## begin

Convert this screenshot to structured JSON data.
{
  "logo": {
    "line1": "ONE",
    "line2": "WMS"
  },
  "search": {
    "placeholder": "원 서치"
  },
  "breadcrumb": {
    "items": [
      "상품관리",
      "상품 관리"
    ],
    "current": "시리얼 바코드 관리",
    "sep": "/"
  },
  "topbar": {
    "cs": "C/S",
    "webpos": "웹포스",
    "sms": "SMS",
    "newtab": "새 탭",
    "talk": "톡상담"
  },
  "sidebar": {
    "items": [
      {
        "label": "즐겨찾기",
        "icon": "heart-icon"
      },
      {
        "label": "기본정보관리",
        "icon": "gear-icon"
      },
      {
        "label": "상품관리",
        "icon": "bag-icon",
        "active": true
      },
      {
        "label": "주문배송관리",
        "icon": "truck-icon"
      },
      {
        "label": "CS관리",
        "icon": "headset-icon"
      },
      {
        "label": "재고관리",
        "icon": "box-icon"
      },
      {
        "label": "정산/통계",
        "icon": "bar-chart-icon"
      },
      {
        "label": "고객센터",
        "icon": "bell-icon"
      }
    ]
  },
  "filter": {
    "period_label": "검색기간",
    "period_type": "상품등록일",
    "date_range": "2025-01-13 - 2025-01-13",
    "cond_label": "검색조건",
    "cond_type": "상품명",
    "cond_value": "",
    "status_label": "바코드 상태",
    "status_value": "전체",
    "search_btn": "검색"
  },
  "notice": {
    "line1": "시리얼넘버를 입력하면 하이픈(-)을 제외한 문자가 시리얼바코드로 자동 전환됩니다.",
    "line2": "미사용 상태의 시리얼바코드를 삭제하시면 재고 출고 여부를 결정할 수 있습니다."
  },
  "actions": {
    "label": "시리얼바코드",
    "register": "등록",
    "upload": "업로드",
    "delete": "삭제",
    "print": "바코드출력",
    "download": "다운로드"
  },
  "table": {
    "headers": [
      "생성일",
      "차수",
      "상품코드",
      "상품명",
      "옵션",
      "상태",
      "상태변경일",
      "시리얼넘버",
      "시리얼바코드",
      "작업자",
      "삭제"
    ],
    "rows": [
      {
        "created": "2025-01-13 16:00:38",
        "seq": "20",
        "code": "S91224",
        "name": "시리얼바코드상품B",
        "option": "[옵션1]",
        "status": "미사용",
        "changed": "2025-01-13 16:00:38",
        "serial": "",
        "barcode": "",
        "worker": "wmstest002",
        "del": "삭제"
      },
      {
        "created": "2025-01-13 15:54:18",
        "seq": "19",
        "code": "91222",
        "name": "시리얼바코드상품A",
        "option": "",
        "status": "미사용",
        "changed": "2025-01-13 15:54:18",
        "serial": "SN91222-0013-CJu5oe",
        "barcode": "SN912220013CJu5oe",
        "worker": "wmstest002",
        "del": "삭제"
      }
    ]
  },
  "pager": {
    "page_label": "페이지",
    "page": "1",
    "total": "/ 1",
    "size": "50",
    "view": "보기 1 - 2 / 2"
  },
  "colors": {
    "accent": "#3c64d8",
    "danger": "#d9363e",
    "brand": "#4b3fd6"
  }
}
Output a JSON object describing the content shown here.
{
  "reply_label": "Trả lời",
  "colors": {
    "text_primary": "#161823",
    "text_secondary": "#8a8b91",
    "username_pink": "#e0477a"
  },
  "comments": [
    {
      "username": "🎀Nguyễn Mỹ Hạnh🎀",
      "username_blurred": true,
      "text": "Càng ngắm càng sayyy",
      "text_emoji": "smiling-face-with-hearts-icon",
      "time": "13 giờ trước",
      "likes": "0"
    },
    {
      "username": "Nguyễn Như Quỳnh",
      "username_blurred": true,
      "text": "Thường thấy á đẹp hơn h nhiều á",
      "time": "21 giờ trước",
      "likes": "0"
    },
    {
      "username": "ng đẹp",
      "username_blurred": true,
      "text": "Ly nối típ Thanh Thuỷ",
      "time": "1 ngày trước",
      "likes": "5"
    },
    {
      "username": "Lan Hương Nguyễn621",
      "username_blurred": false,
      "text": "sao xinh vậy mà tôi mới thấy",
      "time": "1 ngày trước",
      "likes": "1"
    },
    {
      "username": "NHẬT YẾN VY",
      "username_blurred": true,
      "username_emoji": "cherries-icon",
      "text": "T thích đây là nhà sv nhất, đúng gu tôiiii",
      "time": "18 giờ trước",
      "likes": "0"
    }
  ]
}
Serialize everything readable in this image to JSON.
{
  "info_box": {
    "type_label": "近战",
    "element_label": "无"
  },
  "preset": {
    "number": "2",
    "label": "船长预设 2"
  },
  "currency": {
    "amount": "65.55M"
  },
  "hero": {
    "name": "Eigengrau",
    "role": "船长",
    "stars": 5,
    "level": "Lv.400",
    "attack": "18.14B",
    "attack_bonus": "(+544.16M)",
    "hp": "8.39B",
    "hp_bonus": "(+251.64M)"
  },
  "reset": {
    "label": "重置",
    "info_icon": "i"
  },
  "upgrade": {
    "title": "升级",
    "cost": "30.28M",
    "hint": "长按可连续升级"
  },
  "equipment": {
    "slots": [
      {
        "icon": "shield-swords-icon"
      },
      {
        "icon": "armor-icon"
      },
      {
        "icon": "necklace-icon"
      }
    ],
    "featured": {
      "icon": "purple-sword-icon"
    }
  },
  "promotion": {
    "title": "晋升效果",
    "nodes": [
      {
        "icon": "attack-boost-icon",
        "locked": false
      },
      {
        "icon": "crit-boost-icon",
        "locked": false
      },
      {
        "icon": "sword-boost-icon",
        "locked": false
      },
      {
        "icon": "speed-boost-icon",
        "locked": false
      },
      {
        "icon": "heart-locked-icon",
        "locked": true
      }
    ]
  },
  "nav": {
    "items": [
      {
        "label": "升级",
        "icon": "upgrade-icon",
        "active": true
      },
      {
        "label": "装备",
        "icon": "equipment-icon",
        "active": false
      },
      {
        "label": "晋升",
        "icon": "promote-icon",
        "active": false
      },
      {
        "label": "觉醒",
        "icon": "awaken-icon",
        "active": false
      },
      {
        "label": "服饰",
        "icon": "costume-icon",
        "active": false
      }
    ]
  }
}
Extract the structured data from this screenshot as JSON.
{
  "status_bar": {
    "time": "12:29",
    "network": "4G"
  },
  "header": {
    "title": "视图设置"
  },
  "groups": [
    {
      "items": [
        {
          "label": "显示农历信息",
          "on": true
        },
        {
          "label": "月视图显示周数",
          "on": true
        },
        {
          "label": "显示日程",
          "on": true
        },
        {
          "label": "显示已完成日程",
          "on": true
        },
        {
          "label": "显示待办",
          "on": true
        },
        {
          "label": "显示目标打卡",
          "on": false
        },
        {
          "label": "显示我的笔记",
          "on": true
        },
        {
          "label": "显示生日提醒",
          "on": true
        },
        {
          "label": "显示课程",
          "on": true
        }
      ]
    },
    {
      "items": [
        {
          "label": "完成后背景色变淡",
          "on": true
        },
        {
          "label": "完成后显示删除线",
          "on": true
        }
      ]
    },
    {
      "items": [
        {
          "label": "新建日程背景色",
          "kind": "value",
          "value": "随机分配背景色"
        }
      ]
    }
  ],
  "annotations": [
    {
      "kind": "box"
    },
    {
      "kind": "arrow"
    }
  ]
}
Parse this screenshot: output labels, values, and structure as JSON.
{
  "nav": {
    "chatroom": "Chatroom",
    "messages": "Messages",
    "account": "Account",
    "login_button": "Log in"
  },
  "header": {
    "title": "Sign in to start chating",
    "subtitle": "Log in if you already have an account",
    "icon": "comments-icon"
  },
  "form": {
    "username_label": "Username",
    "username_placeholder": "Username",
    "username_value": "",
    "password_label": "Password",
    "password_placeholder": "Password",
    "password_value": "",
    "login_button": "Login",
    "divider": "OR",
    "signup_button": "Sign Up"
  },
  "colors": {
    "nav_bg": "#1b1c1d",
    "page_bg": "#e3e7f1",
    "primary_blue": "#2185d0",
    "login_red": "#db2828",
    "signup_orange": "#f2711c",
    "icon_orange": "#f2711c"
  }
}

## end

● EXERCISE DETAILS:
Extract all lines from the material above that include the word "this".

● RESPONSE:
Convert this screenshot to structured JSON data.
Serialize everything readable in this image to JSON.
Extract the structured data from this screenshot as JSON.
Parse this screenshot: output labels, values, and structure as JSON.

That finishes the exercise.